▶ _Task_
Give back the full material, exactly as it reads.

Stored dataset items
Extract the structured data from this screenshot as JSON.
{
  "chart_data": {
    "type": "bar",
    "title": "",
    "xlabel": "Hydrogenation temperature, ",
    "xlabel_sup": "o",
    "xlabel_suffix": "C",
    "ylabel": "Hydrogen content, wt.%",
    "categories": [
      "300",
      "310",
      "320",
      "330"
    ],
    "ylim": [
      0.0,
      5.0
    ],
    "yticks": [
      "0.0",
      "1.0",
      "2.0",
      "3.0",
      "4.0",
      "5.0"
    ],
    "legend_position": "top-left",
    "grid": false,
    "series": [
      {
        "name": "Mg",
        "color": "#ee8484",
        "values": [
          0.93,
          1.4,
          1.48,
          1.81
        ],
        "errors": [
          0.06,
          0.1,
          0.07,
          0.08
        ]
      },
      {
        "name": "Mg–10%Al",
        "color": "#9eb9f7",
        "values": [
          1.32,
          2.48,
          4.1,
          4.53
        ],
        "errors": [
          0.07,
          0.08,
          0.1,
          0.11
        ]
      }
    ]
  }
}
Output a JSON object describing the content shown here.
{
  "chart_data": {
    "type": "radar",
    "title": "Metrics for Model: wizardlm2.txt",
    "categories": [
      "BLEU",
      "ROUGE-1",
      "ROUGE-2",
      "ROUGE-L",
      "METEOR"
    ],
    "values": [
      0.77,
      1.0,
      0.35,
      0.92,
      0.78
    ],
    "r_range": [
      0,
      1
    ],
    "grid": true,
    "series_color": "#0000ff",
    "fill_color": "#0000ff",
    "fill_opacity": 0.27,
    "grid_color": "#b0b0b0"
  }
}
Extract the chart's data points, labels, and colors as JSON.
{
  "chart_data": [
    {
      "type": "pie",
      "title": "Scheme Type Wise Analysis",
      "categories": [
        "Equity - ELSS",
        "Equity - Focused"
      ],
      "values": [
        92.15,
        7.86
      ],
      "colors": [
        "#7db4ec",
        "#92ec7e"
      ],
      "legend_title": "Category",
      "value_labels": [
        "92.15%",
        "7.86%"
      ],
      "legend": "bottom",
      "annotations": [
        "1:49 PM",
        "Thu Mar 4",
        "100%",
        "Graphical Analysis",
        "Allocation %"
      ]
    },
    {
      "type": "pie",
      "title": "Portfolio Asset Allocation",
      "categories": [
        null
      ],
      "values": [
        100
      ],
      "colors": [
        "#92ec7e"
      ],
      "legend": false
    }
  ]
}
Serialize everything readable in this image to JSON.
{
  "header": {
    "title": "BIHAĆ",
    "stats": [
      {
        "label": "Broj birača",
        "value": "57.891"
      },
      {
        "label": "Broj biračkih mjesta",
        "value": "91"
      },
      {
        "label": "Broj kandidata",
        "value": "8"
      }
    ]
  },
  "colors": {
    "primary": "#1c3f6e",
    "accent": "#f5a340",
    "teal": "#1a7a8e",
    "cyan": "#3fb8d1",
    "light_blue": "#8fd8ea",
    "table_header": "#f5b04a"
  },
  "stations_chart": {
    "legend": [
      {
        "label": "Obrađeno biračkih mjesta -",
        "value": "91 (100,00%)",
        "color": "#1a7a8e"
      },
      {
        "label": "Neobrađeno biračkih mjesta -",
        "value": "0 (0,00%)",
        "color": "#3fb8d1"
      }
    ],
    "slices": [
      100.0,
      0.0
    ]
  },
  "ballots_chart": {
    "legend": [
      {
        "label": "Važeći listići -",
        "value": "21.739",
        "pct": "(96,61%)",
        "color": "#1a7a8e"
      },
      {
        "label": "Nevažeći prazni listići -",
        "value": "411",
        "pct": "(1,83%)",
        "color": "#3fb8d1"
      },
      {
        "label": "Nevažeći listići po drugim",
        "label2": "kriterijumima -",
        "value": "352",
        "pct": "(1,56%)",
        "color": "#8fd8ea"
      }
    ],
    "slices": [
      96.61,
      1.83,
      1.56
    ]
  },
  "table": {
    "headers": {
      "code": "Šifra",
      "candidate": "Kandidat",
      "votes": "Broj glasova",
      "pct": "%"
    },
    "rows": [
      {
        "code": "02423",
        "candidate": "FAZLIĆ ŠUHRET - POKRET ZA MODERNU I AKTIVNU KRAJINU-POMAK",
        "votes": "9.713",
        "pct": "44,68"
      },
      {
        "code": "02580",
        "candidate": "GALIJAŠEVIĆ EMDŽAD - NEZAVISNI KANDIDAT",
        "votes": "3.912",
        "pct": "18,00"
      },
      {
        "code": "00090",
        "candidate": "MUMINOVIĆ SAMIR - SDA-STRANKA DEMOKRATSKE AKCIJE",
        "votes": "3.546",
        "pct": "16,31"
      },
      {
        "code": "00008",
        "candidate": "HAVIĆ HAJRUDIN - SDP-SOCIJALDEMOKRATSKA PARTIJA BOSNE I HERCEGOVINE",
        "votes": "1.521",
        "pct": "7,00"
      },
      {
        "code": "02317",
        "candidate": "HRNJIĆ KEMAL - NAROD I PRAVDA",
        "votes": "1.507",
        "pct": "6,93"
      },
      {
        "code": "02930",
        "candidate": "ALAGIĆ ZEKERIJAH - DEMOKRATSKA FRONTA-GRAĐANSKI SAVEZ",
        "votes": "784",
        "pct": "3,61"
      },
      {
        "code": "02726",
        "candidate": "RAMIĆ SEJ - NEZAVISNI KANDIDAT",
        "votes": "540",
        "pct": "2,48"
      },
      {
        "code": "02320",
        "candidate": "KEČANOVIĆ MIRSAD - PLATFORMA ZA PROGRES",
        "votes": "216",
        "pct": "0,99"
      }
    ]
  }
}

▶ _Answer for this exercise_
Extract the structured data from this screenshot as JSON.
{
  "chart_data": {
    "type": "bar",
    "title": "",
    "xlabel": "Hydrogenation temperature, ",
    "xlabel_sup": "o",
    "xlabel_suffix": "C",
    "ylabel": "Hydrogen content, wt.%",
    "categories": [
      "300",
      "310",
      "320",
      "330"
    ],
    "ylim": [
      0.0,
      5.0
    ],
    "yticks": [
      "0.0",
      "1.0",
      "2.0",
      "3.0",
      "4.0",
      "5.0"
    ],
    "legend_position": "top-left",
    "grid": false,
    "series": [
      {
        "name": "Mg",
        "color": "#ee8484",
        "values": [
          0.93,
          1.4,
          1.48,
          1.81
        ],
        "errors": [
          0.06,
          0.1,
          0.07,
          0.08
        ]
      },
      {
        "name": "Mg–10%Al",
        "color": "#9eb9f7",
        "values": [
          1.32,
          2.48,
          4.1,
          4.53
        ],
        "errors": [
          0.07,
          0.08,
          0.1,
          0.11
        ]
      }
    ]
  }
}
Output a JSON object describing the content shown here.
{
  "chart_data": {
    "type": "radar",
    "title": "Metrics for Model: wizardlm2.txt",
    "categories": [
      "BLEU",
      "ROUGE-1",
      "ROUGE-2",
      "ROUGE-L",
      "METEOR"
    ],
    "values": [
      0.77,
      1.0,
      0.35,
      0.92,
      0.78
    ],
    "r_range": [
      0,
      1
    ],
    "grid": true,
    "series_color": "#0000ff",
    "fill_color": "#0000ff",
    "fill_opacity": 0.27,
    "grid_color": "#b0b0b0"
  }
}
Extract the chart's data points, labels, and colors as JSON.
{
  "chart_data": [
    {
      "type": "pie",
      "title": "Scheme Type Wise Analysis",
      "categories": [
        "Equity - ELSS",
        "Equity - Focused"
      ],
      "values": [
        92.15,
        7.86
      ],
      "colors": [
        "#7db4ec",
        "#92ec7e"
      ],
      "legend_title": "Category",
      "value_labels": [
        "92.15%",
        "7.86%"
      ],
      "legend": "bottom",
      "annotations": [
        "1:49 PM",
        "Thu Mar 4",
        "100%",
        "Graphical Analysis",
        "Allocation %"
      ]
    },
    {
      "type": "pie",
      "title": "Portfolio Asset Allocation",
      "categories": [
        null
      ],
      "values": [
        100
      ],
      "colors": [
        "#92ec7e"
      ],
      "legend": false
    }
  ]
}
Serialize everything readable in this image to JSON.
{
  "header": {
    "title": "BIHAĆ",
    "stats": [
      {
        "label": "Broj birača",
        "value": "57.891"
      },
      {
        "label": "Broj biračkih mjesta",
        "value": "91"
      },
      {
        "label": "Broj kandidata",
        "value": "8"
      }
    ]
  },
  "colors": {
    "primary": "#1c3f6e",
    "accent": "#f5a340",
    "teal": "#1a7a8e",
    "cyan": "#3fb8d1",
    "light_blue": "#8fd8ea",
    "table_header": "#f5b04a"
  },
  "stations_chart": {
    "legend": [
      {
        "label": "Obrađeno biračkih mjesta -",
        "value": "91 (100,00%)",
        "color": "#1a7a8e"
      },
      {
        "label": "Neobrađeno biračkih mjesta -",
        "value": "0 (0,00%)",
        "color": "#3fb8d1"
      }
    ],
    "slices": [
      100.0,
      0.0
    ]
  },
  "ballots_chart": {
    "legend": [
      {
        "label": "Važeći listići -",
        "value": "21.739",
        "pct": "(96,61%)",
        "color": "#1a7a8e"
      },
      {
        "label": "Nevažeći prazni listići -",
        "value": "411",
        "pct": "(1,83%)",
        "color": "#3fb8d1"
      },
      {
        "label": "Nevažeći listići po drugim",
        "label2": "kriterijumima -",
        "value": "352",
        "pct": "(1,56%)",
        "color": "#8fd8ea"
      }
    ],
    "slices": [
      96.61,
      1.83,
      1.56
    ]
  },
  "table": {
    "headers": {
      "code": "Šifra",
      "candidate": "Kandidat",
      "votes": "Broj glasova",
      "pct": "%"
    },
    "rows": [
      {
        "code": "02423",
        "candidate": "FAZLIĆ ŠUHRET - POKRET ZA MODERNU I AKTIVNU KRAJINU-POMAK",
        "votes": "9.713",
        "pct": "44,68"
      },
      {
        "code": "02580",
        "candidate": "GALIJAŠEVIĆ EMDŽAD - NEZAVISNI KANDIDAT",
        "votes": "3.912",
        "pct": "18,00"
      },
      {
        "code": "00090",
        "candidate": "MUMINOVIĆ SAMIR - SDA-STRANKA DEMOKRATSKE AKCIJE",
        "votes": "3.546",
        "pct": "16,31"
      },
      {
        "code": "00008",
        "candidate": "HAVIĆ HAJRUDIN - SDP-SOCIJALDEMOKRATSKA PARTIJA BOSNE I HERCEGOVINE",
        "votes": "1.521",
        "pct": "7,00"
      },
      {
        "code": "02317",
        "candidate": "HRNJIĆ KEMAL - NAROD I PRAVDA",
        "votes": "1.507",
        "pct": "6,93"
      },
      {
        "code": "02930",
        "candidate": "ALAGIĆ ZEKERIJAH - DEMOKRATSKA FRONTA-GRAĐANSKI SAVEZ",
        "votes": "784",
        "pct": "3,61"
      },
      {
        "code": "02726",
        "candidate": "RAMIĆ SEJ - NEZAVISNI KANDIDAT",
        "votes": "540",
        "pct": "2,48"
      },
      {
        "code": "02320",
        "candidate": "KEČANOVIĆ MIRSAD - PLATFORMA ZA PROGRES",
        "votes": "216",
        "pct": "0,99"
      }
    ]
  }
}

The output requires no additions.